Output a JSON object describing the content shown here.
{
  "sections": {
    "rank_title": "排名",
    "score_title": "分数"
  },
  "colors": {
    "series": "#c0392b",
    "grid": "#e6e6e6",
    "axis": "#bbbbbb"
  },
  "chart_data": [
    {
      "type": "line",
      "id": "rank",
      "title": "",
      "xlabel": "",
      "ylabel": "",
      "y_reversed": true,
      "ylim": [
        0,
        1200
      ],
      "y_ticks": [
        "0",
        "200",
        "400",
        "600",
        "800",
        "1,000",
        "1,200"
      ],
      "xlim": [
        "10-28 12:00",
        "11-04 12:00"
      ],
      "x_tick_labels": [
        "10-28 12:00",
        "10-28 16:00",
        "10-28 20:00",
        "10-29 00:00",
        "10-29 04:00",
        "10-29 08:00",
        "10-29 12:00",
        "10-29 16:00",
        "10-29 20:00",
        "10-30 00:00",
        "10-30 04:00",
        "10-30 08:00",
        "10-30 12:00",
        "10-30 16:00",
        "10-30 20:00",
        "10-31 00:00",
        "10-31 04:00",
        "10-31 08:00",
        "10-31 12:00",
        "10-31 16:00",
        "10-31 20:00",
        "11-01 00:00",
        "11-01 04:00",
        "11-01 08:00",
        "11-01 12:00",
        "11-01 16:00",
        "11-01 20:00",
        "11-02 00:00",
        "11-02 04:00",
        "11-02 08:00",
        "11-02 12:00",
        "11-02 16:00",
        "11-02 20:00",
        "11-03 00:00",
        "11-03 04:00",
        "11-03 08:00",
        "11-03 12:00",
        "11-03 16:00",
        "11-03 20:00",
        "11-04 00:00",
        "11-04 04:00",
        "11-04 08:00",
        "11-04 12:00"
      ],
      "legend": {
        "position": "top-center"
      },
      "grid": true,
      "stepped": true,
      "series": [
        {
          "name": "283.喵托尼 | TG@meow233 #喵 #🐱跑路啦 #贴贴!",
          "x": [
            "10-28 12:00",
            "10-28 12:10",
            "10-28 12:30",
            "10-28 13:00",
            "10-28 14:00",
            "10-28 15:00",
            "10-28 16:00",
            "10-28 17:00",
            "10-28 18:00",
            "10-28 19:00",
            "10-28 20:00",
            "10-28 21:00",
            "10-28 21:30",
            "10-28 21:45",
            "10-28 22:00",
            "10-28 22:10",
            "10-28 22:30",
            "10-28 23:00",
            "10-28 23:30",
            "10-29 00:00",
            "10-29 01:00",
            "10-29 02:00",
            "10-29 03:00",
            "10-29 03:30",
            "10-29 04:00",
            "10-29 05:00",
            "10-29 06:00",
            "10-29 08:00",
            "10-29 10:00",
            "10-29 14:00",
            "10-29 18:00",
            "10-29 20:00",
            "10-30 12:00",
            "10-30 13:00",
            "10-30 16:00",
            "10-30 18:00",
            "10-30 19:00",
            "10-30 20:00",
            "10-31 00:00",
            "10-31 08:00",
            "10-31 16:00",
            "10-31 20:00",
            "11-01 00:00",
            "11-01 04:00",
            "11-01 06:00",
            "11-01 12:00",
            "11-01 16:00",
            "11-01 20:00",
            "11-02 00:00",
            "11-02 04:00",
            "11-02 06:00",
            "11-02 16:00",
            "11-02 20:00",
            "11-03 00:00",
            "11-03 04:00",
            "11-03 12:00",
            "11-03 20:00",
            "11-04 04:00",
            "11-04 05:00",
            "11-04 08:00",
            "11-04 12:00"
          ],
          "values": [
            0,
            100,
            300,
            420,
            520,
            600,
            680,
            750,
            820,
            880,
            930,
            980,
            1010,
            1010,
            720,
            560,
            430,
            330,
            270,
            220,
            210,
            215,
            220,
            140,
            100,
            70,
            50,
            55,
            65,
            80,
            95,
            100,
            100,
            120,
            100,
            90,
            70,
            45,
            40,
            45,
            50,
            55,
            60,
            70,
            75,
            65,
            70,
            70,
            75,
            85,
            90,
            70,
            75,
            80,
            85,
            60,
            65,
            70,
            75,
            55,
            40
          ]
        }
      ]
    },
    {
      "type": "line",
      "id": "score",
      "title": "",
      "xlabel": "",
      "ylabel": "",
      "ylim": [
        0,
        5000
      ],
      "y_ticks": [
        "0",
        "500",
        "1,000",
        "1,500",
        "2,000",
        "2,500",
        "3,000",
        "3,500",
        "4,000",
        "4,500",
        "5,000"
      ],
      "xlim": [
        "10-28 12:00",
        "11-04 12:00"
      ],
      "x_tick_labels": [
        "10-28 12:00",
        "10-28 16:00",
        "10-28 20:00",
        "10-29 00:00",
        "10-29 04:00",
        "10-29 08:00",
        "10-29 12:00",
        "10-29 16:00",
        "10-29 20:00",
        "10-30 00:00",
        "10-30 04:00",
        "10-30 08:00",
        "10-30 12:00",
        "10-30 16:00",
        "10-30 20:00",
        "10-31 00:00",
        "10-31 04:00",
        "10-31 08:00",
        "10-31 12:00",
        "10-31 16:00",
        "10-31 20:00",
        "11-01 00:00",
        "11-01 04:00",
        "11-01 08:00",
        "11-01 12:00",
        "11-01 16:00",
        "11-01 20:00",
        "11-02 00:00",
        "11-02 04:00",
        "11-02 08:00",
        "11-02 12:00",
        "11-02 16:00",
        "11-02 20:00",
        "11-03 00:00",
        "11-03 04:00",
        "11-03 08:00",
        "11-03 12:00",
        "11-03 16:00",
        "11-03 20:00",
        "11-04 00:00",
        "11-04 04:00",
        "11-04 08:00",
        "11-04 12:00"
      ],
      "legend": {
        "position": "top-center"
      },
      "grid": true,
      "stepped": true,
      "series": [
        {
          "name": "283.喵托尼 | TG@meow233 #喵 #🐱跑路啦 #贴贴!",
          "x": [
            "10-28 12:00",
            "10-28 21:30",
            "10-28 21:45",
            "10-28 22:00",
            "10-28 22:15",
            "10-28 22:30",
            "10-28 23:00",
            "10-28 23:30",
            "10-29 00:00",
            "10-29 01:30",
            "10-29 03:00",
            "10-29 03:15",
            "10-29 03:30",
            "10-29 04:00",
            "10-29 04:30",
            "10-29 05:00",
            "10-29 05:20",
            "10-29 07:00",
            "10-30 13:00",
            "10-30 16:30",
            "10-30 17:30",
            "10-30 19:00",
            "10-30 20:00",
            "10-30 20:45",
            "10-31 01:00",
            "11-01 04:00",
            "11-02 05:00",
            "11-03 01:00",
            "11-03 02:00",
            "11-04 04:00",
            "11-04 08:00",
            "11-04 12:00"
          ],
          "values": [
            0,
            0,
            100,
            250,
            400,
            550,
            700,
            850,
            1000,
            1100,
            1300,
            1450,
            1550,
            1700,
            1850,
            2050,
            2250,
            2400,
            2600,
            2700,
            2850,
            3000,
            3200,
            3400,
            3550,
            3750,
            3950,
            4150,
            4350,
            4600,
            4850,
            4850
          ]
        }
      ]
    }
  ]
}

EXERCISE AIM. Copy out each line above, character for character.

FINAL RESULT.
Output a JSON object describing the content shown here.
{
  "sections": {
    "rank_title": "排名",
    "score_title": "分数"
  },
  "colors": {
    "series": "#c0392b",
    "grid": "#e6e6e6",
    "axis": "#bbbbbb"
  },
  "chart_data": [
    {
      "type": "line",
      "id": "rank",
      "title": "",
      "xlabel": "",
      "ylabel": "",
      "y_reversed": true,
      "ylim": [
        0,
        1200
      ],
      "y_ticks": [
        "0",
        "200",
        "400",
        "600",
        "800",
        "1,000",
        "1,200"
      ],
      "xlim": [
        "10-28 12:00",
        "11-04 12:00"
      ],
      "x_tick_labels": [
        "10-28 12:00",
        "10-28 16:00",
        "10-28 20:00",
        "10-29 00:00",
        "10-29 04:00",
        "10-29 08:00",
        "10-29 12:00",
        "10-29 16:00",
        "10-29 20:00",
        "10-30 00:00",
        "10-30 04:00",
        "10-30 08:00",
        "10-30 12:00",
        "10-30 16:00",
        "10-30 20:00",
        "10-31 00:00",
        "10-31 04:00",
        "10-31 08:00",
        "10-31 12:00",
        "10-31 16:00",
        "10-31 20:00",
        "11-01 00:00",
        "11-01 04:00",
        "11-01 08:00",
        "11-01 12:00",
        "11-01 16:00",
        "11-01 20:00",
        "11-02 00:00",
        "11-02 04:00",
        "11-02 08:00",
        "11-02 12:00",
        "11-02 16:00",
        "11-02 20:00",
        "11-03 00:00",
        "11-03 04:00",
        "11-03 08:00",
        "11-03 12:00",
        "11-03 16:00",
        "11-03 20:00",
        "11-04 00:00",
        "11-04 04:00",
        "11-04 08:00",
        "11-04 12:00"
      ],
      "legend": {
        "position": "top-center"
      },
      "grid": true,
      "stepped": true,
      "series": [
        {
          "name": "283.喵托尼 | TG@meow233 #喵 #🐱跑路啦 #贴贴!",
          "x": [
            "10-28 12:00",
            "10-28 12:10",
            "10-28 12:30",
            "10-28 13:00",
            "10-28 14:00",
            "10-28 15:00",
            "10-28 16:00",
            "10-28 17:00",
            "10-28 18:00",
            "10-28 19:00",
            "10-28 20:00",
            "10-28 21:00",
            "10-28 21:30",
            "10-28 21:45",
            "10-28 22:00",
            "10-28 22:10",
            "10-28 22:30",
            "10-28 23:00",
            "10-28 23:30",
            "10-29 00:00",
            "10-29 01:00",
            "10-29 02:00",
            "10-29 03:00",
            "10-29 03:30",
            "10-29 04:00",
            "10-29 05:00",
            "10-29 06:00",
            "10-29 08:00",
            "10-29 10:00",
            "10-29 14:00",
            "10-29 18:00",
            "10-29 20:00",
            "10-30 12:00",
            "10-30 13:00",
            "10-30 16:00",
            "10-30 18:00",
            "10-30 19:00",
            "10-30 20:00",
            "10-31 00:00",
            "10-31 08:00",
            "10-31 16:00",
            "10-31 20:00",
            "11-01 00:00",
            "11-01 04:00",
            "11-01 06:00",
            "11-01 12:00",
            "11-01 16:00",
            "11-01 20:00",
            "11-02 00:00",
            "11-02 04:00",
            "11-02 06:00",
            "11-02 16:00",
            "11-02 20:00",
            "11-03 00:00",
            "11-03 04:00",
            "11-03 12:00",
            "11-03 20:00",
            "11-04 04:00",
            "11-04 05:00",
            "11-04 08:00",
            "11-04 12:00"
          ],
          "values": [
            0,
            100,
            300,
            420,
            520,
            600,
            680,
            750,
            820,
            880,
            930,
            980,
            1010,
            1010,
            720,
            560,
            430,
            330,
            270,
            220,
            210,
            215,
            220,
            140,
            100,
            70,
            50,
            55,
            65,
            80,
            95,
            100,
            100,
            120,
            100,
            90,
            70,
            45,
            40,
            45,
            50,
            55,
            60,
            70,
            75,
            65,
            70,
            70,
            75,
            85,
            90,
            70,
            75,
            80,
            85,
            60,
            65,
            70,
            75,
            55,
            40
          ]
        }
      ]
    },
    {
      "type": "line",
      "id": "score",
      "title": "",
      "xlabel": "",
      "ylabel": "",
      "ylim": [
        0,
        5000
      ],
      "y_ticks": [
        "0",
        "500",
        "1,000",
        "1,500",
        "2,000",
        "2,500",
        "3,000",
        "3,500",
        "4,000",
        "4,500",
        "5,000"
      ],
      "xlim": [
        "10-28 12:00",
        "11-04 12:00"
      ],
      "x_tick_labels": [
        "10-28 12:00",
        "10-28 16:00",
        "10-28 20:00",
        "10-29 00:00",
        "10-29 04:00",
        "10-29 08:00",
        "10-29 12:00",
        "10-29 16:00",
        "10-29 20:00",
        "10-30 00:00",
        "10-30 04:00",
        "10-30 08:00",
        "10-30 12:00",
        "10-30 16:00",
        "10-30 20:00",
        "10-31 00:00",
        "10-31 04:00",
        "10-31 08:00",
        "10-31 12:00",
        "10-31 16:00",
        "10-31 20:00",
        "11-01 00:00",
        "11-01 04:00",
        "11-01 08:00",
        "11-01 12:00",
        "11-01 16:00",
        "11-01 20:00",
        "11-02 00:00",
        "11-02 04:00",
        "11-02 08:00",
        "11-02 12:00",
        "11-02 16:00",
        "11-02 20:00",
        "11-03 00:00",
        "11-03 04:00",
        "11-03 08:00",
        "11-03 12:00",
        "11-03 16:00",
        "11-03 20:00",
        "11-04 00:00",
        "11-04 04:00",
        "11-04 08:00",
        "11-04 12:00"
      ],
      "legend": {
        "position": "top-center"
      },
      "grid": true,
      "stepped": true,
      "series": [
        {
          "name": "283.喵托尼 | TG@meow233 #喵 #🐱跑路啦 #贴贴!",
          "x": [
            "10-28 12:00",
            "10-28 21:30",
            "10-28 21:45",
            "10-28 22:00",
            "10-28 22:15",
            "10-28 22:30",
            "10-28 23:00",
            "10-28 23:30",
            "10-29 00:00",
            "10-29 01:30",
            "10-29 03:00",
            "10-29 03:15",
            "10-29 03:30",
            "10-29 04:00",
            "10-29 04:30",
            "10-29 05:00",
            "10-29 05:20",
            "10-29 07:00",
            "10-30 13:00",
            "10-30 16:30",
            "10-30 17:30",
            "10-30 19:00",
            "10-30 20:00",
            "10-30 20:45",
            "10-31 01:00",
            "11-01 04:00",
            "11-02 05:00",
            "11-03 01:00",
            "11-03 02:00",
            "11-04 04:00",
            "11-04 08:00",
            "11-04 12:00"
          ],
          "values": [
            0,
            0,
            100,
            250,
            400,
            550,
            700,
            850,
            1000,
            1100,
            1300,
            1450,
            1550,
            1700,
            1850,
            2050,
            2250,
            2400,
            2600,
            2700,
            2850,
            3000,
            3200,
            3400,
            3550,
            3750,
            3950,
            4150,
            4350,
            4600,
            4850,
            4850
          ]
        }
      ]
    }
  ]
}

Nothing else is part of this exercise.